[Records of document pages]
* * *

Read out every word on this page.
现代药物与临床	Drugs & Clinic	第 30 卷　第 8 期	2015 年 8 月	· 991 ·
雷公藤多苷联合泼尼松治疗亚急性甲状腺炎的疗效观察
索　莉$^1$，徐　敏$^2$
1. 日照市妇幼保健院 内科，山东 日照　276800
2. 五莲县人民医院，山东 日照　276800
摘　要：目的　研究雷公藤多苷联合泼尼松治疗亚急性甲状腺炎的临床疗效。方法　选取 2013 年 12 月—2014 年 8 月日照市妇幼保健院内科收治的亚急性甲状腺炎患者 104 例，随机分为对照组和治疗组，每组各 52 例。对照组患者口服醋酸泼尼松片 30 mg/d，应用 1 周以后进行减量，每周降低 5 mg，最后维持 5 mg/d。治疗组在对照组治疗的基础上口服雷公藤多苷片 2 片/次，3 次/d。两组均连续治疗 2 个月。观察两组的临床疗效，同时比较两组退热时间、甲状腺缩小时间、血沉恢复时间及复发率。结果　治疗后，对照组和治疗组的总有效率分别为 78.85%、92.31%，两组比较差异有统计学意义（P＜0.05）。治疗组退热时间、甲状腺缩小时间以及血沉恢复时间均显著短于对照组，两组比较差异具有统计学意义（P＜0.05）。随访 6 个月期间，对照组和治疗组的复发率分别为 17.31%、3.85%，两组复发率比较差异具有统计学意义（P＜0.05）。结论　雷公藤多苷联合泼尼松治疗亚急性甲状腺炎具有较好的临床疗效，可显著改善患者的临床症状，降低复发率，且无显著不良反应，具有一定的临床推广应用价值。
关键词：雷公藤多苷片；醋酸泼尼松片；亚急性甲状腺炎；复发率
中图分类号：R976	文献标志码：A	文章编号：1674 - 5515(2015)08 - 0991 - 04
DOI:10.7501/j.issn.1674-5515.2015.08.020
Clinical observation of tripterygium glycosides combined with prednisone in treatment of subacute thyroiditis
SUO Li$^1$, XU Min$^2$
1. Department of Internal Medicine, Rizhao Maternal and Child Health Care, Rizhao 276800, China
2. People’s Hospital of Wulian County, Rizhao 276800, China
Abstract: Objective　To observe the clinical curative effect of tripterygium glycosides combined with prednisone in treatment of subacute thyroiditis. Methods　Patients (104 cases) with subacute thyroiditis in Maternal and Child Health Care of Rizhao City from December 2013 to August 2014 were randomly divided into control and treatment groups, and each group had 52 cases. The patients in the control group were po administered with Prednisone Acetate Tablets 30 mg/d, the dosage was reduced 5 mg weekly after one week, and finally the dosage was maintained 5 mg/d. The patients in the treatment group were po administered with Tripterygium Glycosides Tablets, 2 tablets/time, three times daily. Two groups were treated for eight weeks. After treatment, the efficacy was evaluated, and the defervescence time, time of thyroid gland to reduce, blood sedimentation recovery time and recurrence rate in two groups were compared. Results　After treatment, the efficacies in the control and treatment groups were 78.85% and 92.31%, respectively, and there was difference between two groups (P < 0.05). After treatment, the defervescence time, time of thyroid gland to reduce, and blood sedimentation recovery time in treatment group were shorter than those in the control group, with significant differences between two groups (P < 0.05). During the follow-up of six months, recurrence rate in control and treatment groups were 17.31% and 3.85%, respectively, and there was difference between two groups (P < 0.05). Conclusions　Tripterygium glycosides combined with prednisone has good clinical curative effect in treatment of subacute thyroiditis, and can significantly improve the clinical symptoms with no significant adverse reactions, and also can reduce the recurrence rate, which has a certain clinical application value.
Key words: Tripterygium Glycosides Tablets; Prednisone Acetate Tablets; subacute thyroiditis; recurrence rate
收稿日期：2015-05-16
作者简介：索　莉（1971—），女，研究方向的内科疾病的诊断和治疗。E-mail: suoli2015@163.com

* * *

* **TASK STATEMENT**
Copy the lines above exactly, leaving every word as it is.

* **ANSWER FOR THIS EXERCISE**
Read out every word on this page.
现代药物与临床	Drugs & Clinic	第 30 卷　第 8 期	2015 年 8 月	· 991 ·
雷公藤多苷联合泼尼松治疗亚急性甲状腺炎的疗效观察
索　莉$^1$，徐　敏$^2$
1. 日照市妇幼保健院 内科，山东 日照　276800
2. 五莲县人民医院，山东 日照　276800
摘　要：目的　研究雷公藤多苷联合泼尼松治疗亚急性甲状腺炎的临床疗效。方法　选取 2013 年 12 月—2014 年 8 月日照市妇幼保健院内科收治的亚急性甲状腺炎患者 104 例，随机分为对照组和治疗组，每组各 52 例。对照组患者口服醋酸泼尼松片 30 mg/d，应用 1 周以后进行减量，每周降低 5 mg，最后维持 5 mg/d。治疗组在对照组治疗的基础上口服雷公藤多苷片 2 片/次，3 次/d。两组均连续治疗 2 个月。观察两组的临床疗效，同时比较两组退热时间、甲状腺缩小时间、血沉恢复时间及复发率。结果　治疗后，对照组和治疗组的总有效率分别为 78.85%、92.31%，两组比较差异有统计学意义（P＜0.05）。治疗组退热时间、甲状腺缩小时间以及血沉恢复时间均显著短于对照组，两组比较差异具有统计学意义（P＜0.05）。随访 6 个月期间，对照组和治疗组的复发率分别为 17.31%、3.85%，两组复发率比较差异具有统计学意义（P＜0.05）。结论　雷公藤多苷联合泼尼松治疗亚急性甲状腺炎具有较好的临床疗效，可显著改善患者的临床症状，降低复发率，且无显著不良反应，具有一定的临床推广应用价值。
关键词：雷公藤多苷片；醋酸泼尼松片；亚急性甲状腺炎；复发率
中图分类号：R976	文献标志码：A	文章编号：1674 - 5515(2015)08 - 0991 - 04
DOI:10.7501/j.issn.1674-5515.2015.08.020
Clinical observation of tripterygium glycosides combined with prednisone in treatment of subacute thyroiditis
SUO Li$^1$, XU Min$^2$
1. Department of Internal Medicine, Rizhao Maternal and Child Health Care, Rizhao 276800, China
2. People’s Hospital of Wulian County, Rizhao 276800, China
Abstract: Objective　To observe the clinical curative effect of tripterygium glycosides combined with prednisone in treatment of subacute thyroiditis. Methods　Patients (104 cases) with subacute thyroiditis in Maternal and Child Health Care of Rizhao City from December 2013 to August 2014 were randomly divided into control and treatment groups, and each group had 52 cases. The patients in the control group were po administered with Prednisone Acetate Tablets 30 mg/d, the dosage was reduced 5 mg weekly after one week, and finally the dosage was maintained 5 mg/d. The patients in the treatment group were po administered with Tripterygium Glycosides Tablets, 2 tablets/time, three times daily. Two groups were treated for eight weeks. After treatment, the efficacy was evaluated, and the defervescence time, time of thyroid gland to reduce, blood sedimentation recovery time and recurrence rate in two groups were compared. Results　After treatment, the efficacies in the control and treatment groups were 78.85% and 92.31%, respectively, and there was difference between two groups (P < 0.05). After treatment, the defervescence time, time of thyroid gland to reduce, and blood sedimentation recovery time in treatment group were shorter than those in the control group, with significant differences between two groups (P < 0.05). During the follow-up of six months, recurrence rate in control and treatment groups were 17.31% and 3.85%, respectively, and there was difference between two groups (P < 0.05). Conclusions　Tripterygium glycosides combined with prednisone has good clinical curative effect in treatment of subacute thyroiditis, and can significantly improve the clinical symptoms with no significant adverse reactions, and also can reduce the recurrence rate, which has a certain clinical application value.
Key words: Tripterygium Glycosides Tablets; Prednisone Acetate Tablets; subacute thyroiditis; recurrence rate
收稿日期：2015-05-16
作者简介：索　莉（1971—），女，研究方向的内科疾病的诊断和治疗。E-mail: suoli2015@163.com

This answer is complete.